**EXTRACTED DATA:**
** Start **

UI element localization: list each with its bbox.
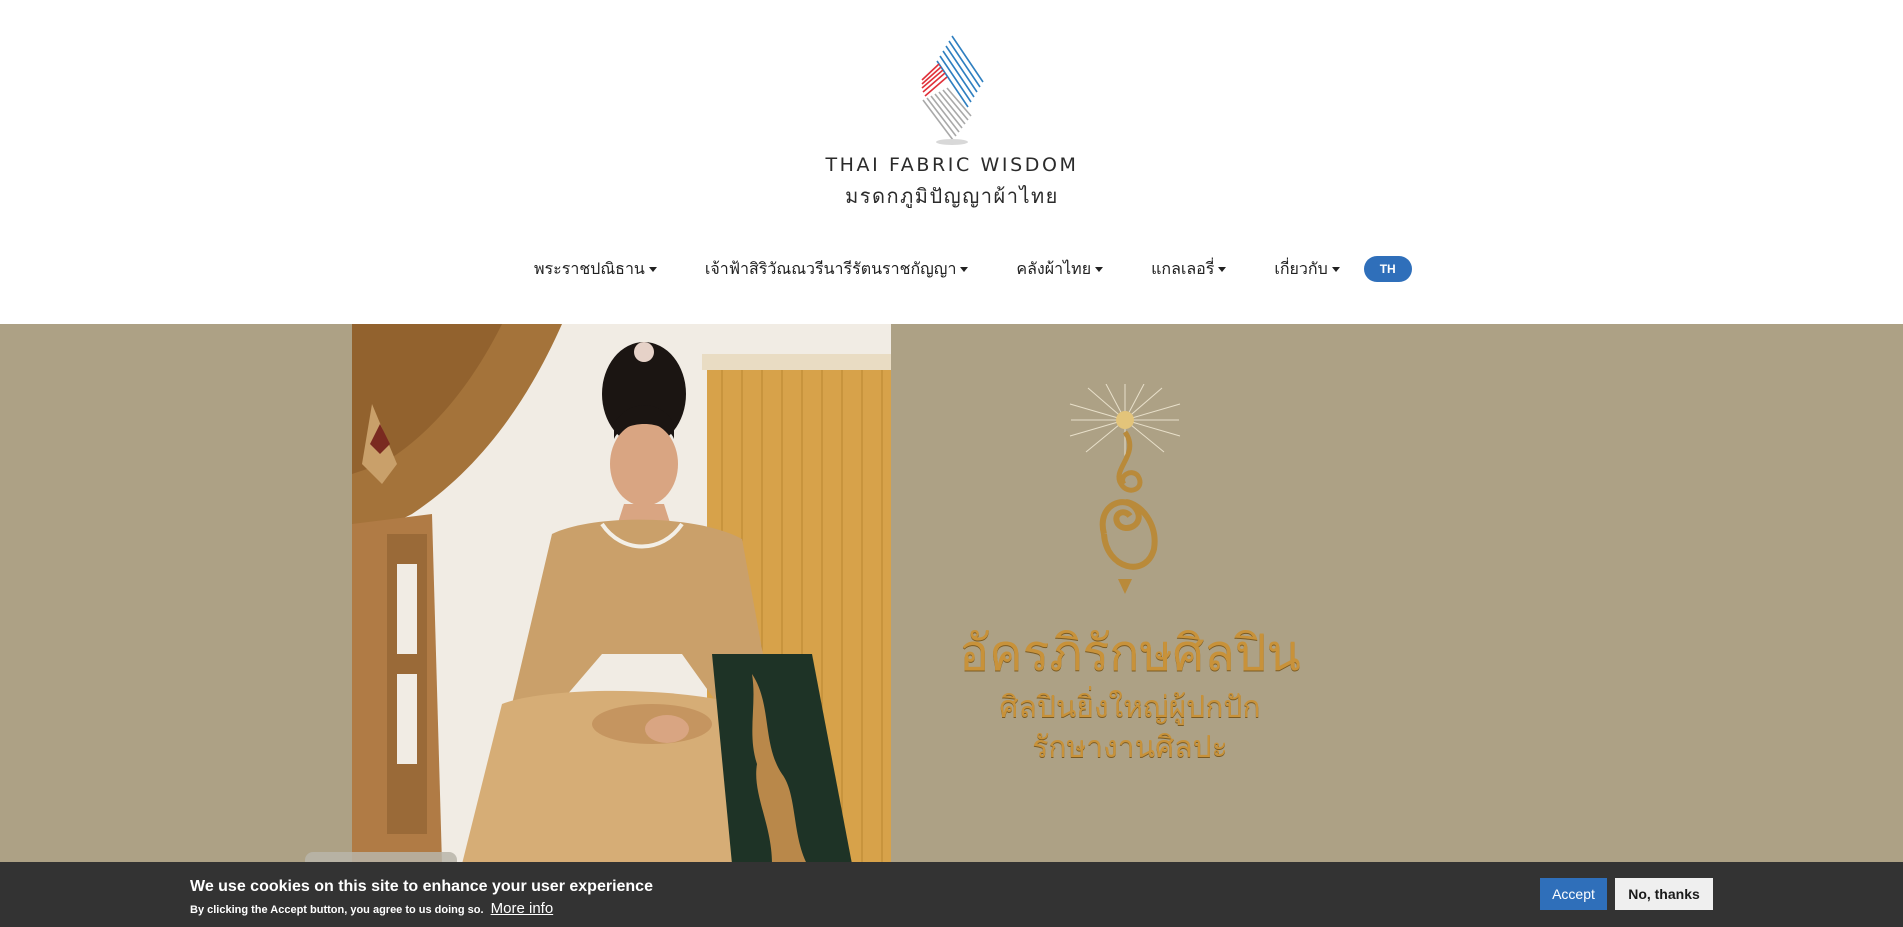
site-header: THAI FABRIC WISDOM มรดกภูมิปัญญาผ้าไทย พ… bbox=[0, 0, 1903, 324]
nav-item-fabric-archive[interactable]: คลังผ้าไทย bbox=[1016, 257, 1104, 282]
accept-cookies-button[interactable]: Accept bbox=[1540, 878, 1607, 910]
diamond-logo-icon bbox=[921, 35, 984, 145]
cookie-title: We use cookies on this site to enhance y… bbox=[190, 878, 653, 895]
nav-item-label: คลังผ้าไทย bbox=[1016, 260, 1092, 278]
cookie-description-text: By clicking the Accept button, you agree… bbox=[190, 904, 484, 916]
cookie-banner: We use cookies on this site to enhance y… bbox=[0, 862, 1903, 927]
caret-down-icon bbox=[648, 266, 657, 272]
hero-banner: อัครภิรักษศิลปิน ศิลปินยิ่งใหญ่ผู้ปกปัก … bbox=[0, 324, 1903, 864]
nav-item-label: เจ้าฟ้าสิริวัณณวรีนารีรัตนราชกัญญา bbox=[704, 260, 957, 278]
more-info-link[interactable]: More info bbox=[491, 900, 554, 917]
nav-item-princess[interactable]: เจ้าฟ้าสิริวัณณวรีนารีรัตนราชกัญญา bbox=[705, 257, 969, 282]
logo-name-en: THAI FABRIC WISDOM bbox=[825, 154, 1079, 176]
portrait-illustration bbox=[352, 324, 891, 864]
royal-emblem-icon bbox=[1069, 384, 1181, 594]
nav-item-gallery[interactable]: แกลเลอรี่ bbox=[1151, 257, 1227, 282]
main-nav: พระราชปณิธาน เจ้าฟ้าสิริวัณณวรีนารีรัตนร… bbox=[534, 254, 1412, 284]
nav-item-royal-intention[interactable]: พระราชปณิธาน bbox=[534, 257, 657, 282]
logo-name-th: มรดกภูมิปัญญาผ้าไทย bbox=[845, 184, 1059, 208]
nav-item-label: พระราชปณิธาน bbox=[534, 260, 645, 278]
site-logo[interactable]: THAI FABRIC WISDOM มรดกภูมิปัญญาผ้าไทย bbox=[813, 34, 1091, 208]
language-switch-button[interactable]: TH bbox=[1363, 256, 1412, 282]
nav-item-label: แกลเลอรี่ bbox=[1151, 260, 1215, 278]
caret-down-icon bbox=[1331, 266, 1340, 272]
decline-cookies-button[interactable]: No, thanks bbox=[1615, 878, 1713, 910]
nav-item-label: เกี่ยวกับ bbox=[1274, 260, 1328, 278]
cookie-description: By clicking the Accept button, you agree… bbox=[190, 900, 553, 917]
hero-title: อัครภิรักษศิลปิน bbox=[959, 624, 1301, 682]
hero-subtitle-line2: รักษางานศิลปะ bbox=[1032, 730, 1228, 765]
caret-down-icon bbox=[1095, 266, 1104, 272]
nav-item-about[interactable]: เกี่ยวกับ bbox=[1274, 257, 1340, 282]
caret-down-icon bbox=[960, 266, 969, 272]
caret-down-icon bbox=[1218, 266, 1227, 272]
princess-portrait-image bbox=[352, 324, 891, 864]
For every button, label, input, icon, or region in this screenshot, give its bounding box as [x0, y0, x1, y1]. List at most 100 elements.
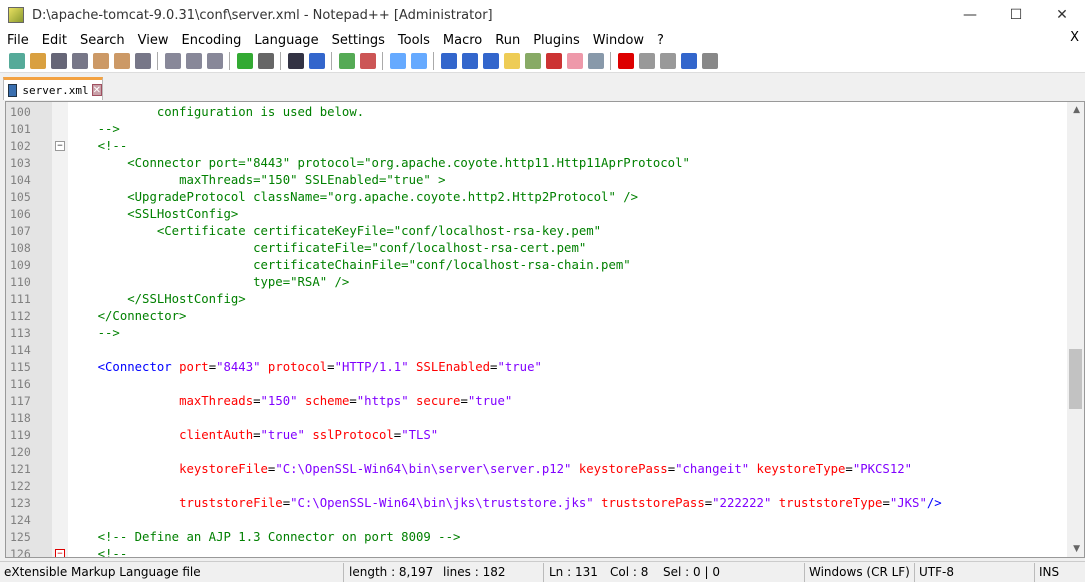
code-token: -->: [97, 326, 120, 340]
status-encoding[interactable]: UTF-8: [919, 565, 954, 579]
menu-tools[interactable]: Tools: [398, 33, 430, 48]
save-icon[interactable]: [50, 53, 67, 69]
sync-v-icon[interactable]: [389, 53, 406, 69]
menu-encoding[interactable]: Encoding: [181, 33, 241, 48]
tab-server-xml[interactable]: server.xml ✕: [3, 77, 103, 100]
print-icon[interactable]: [134, 53, 151, 69]
word-wrap-icon[interactable]: [440, 53, 457, 69]
code-line: 123 truststoreFile="C:\OpenSSL-Win64\bin…: [6, 495, 1066, 512]
code-editor[interactable]: 100 configuration is used below. 101 --> 1…: [5, 101, 1085, 558]
close-button[interactable]: ✕: [1039, 0, 1085, 30]
menu-search[interactable]: Search: [80, 33, 125, 48]
line-number: 118: [10, 411, 31, 425]
code-token: truststoreType: [771, 496, 883, 510]
menu-window[interactable]: Window: [593, 33, 644, 48]
maximize-button[interactable]: ☐: [993, 0, 1039, 30]
line-number: 122: [10, 479, 31, 493]
cut-icon[interactable]: [164, 53, 181, 69]
code-token: =: [282, 496, 291, 510]
menu-macro[interactable]: Macro: [443, 33, 482, 48]
status-eol[interactable]: Windows (CR LF): [809, 565, 910, 579]
zoom-out-icon[interactable]: [359, 53, 376, 69]
minimize-button[interactable]: —: [947, 0, 993, 30]
undo-icon[interactable]: [236, 53, 253, 69]
menu-edit[interactable]: Edit: [42, 33, 67, 48]
new-icon[interactable]: [8, 53, 25, 69]
toolbar-separator: [610, 52, 611, 70]
find-icon[interactable]: [287, 53, 304, 69]
code-text: <SSLHostConfig>: [68, 206, 238, 223]
line-number: 120: [10, 445, 31, 459]
scrollbar-thumb[interactable]: [1069, 349, 1082, 409]
line-number: 102: [10, 139, 31, 153]
indent-guide-icon[interactable]: [482, 53, 499, 69]
menu-plugins[interactable]: Plugins: [533, 33, 580, 48]
code-text: maxThreads="150" scheme="https" secure="…: [68, 393, 512, 410]
sync-h-icon[interactable]: [410, 53, 427, 69]
fold-toggle-icon[interactable]: −: [55, 141, 65, 151]
code-line: 125 <!-- Define an AJP 1.3 Connector on …: [6, 529, 1066, 546]
close-all-icon[interactable]: [113, 53, 130, 69]
status-line: Ln : 131: [549, 565, 598, 579]
scroll-up-icon[interactable]: ▲: [1073, 105, 1080, 115]
folder-workspace-icon[interactable]: [566, 53, 583, 69]
save-all-icon[interactable]: [71, 53, 88, 69]
line-number: 114: [10, 343, 31, 357]
tab-close-icon[interactable]: ✕: [91, 84, 102, 96]
stop-icon[interactable]: [638, 53, 655, 69]
save-macro-icon[interactable]: [701, 53, 718, 69]
menu-view[interactable]: View: [138, 33, 169, 48]
menu-help[interactable]: ?: [657, 33, 664, 48]
function-list-icon[interactable]: [545, 53, 562, 69]
code-token: =: [253, 428, 261, 442]
notepad-plus-plus-icon: [8, 7, 24, 23]
zoom-in-icon[interactable]: [338, 53, 355, 69]
code-token: </Connector>: [97, 309, 187, 323]
doc-map-icon[interactable]: [524, 53, 541, 69]
close-document-button[interactable]: X: [1070, 30, 1079, 45]
menu-file[interactable]: File: [7, 33, 29, 48]
menu-language[interactable]: Language: [254, 33, 318, 48]
open-icon[interactable]: [29, 53, 46, 69]
code-text: certificateChainFile="conf/localhost-rsa…: [68, 257, 631, 274]
code-token: sslProtocol: [304, 428, 394, 442]
toolbar-separator: [157, 52, 158, 70]
code-token: "C:\OpenSSL-Win64\bin\server\server.p12": [275, 462, 572, 476]
play-icon[interactable]: [659, 53, 676, 69]
line-number: 126: [10, 547, 31, 558]
show-all-chars-icon[interactable]: [461, 53, 478, 69]
vertical-scrollbar[interactable]: ▲ ▼: [1067, 102, 1084, 557]
scroll-down-icon[interactable]: ▼: [1073, 544, 1080, 554]
fold-toggle-icon[interactable]: −: [55, 549, 65, 557]
udl-icon[interactable]: [503, 53, 520, 69]
code-line: 109 certificateChainFile="conf/localhost…: [6, 257, 1066, 274]
line-number: 104: [10, 173, 31, 187]
code-line: 108 certificateFile="conf/localhost-rsa-…: [6, 240, 1066, 257]
redo-icon[interactable]: [257, 53, 274, 69]
play-multiple-icon[interactable]: [680, 53, 697, 69]
menu-run[interactable]: Run: [495, 33, 520, 48]
replace-icon[interactable]: [308, 53, 325, 69]
monitor-icon[interactable]: [587, 53, 604, 69]
toolbar-separator: [229, 52, 230, 70]
line-number: 106: [10, 207, 31, 221]
code-token: =: [327, 360, 335, 374]
line-number: 111: [10, 292, 31, 306]
code-token: certificateFile="conf/localhost-rsa-cert…: [253, 241, 587, 255]
record-icon[interactable]: [617, 53, 634, 69]
line-number: 115: [10, 360, 31, 374]
menu-settings[interactable]: Settings: [332, 33, 385, 48]
paste-icon[interactable]: [206, 53, 223, 69]
copy-icon[interactable]: [185, 53, 202, 69]
close-icon[interactable]: [92, 53, 109, 69]
code-token: "true": [467, 394, 513, 408]
code-line: 101 -->: [6, 121, 1066, 138]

** End **

**EXERCISE PROMPT:**
Copy out word for word the part of the records that begins with the line containing "site-header: THAI FABRIC" and ends with the line containing "cookie-description-text: By clicking", including both of those lines.

**TASK RESULT:**
site-header: THAI FABRIC WISDOM มรดกภูมิปัญญาผ้าไทย พ… bbox=[0, 0, 1903, 324]
nav-item-fabric-archive[interactable]: คลังผ้าไทย bbox=[1016, 257, 1104, 282]
accept-cookies-button[interactable]: Accept bbox=[1540, 878, 1607, 910]
diamond-logo-icon bbox=[921, 35, 984, 145]
cookie-title: We use cookies on this site to enhance y… bbox=[190, 878, 653, 895]
nav-item-label: คลังผ้าไทย bbox=[1016, 260, 1092, 278]
cookie-description-text: By clicking the Accept button, you agree… bbox=[190, 904, 484, 916]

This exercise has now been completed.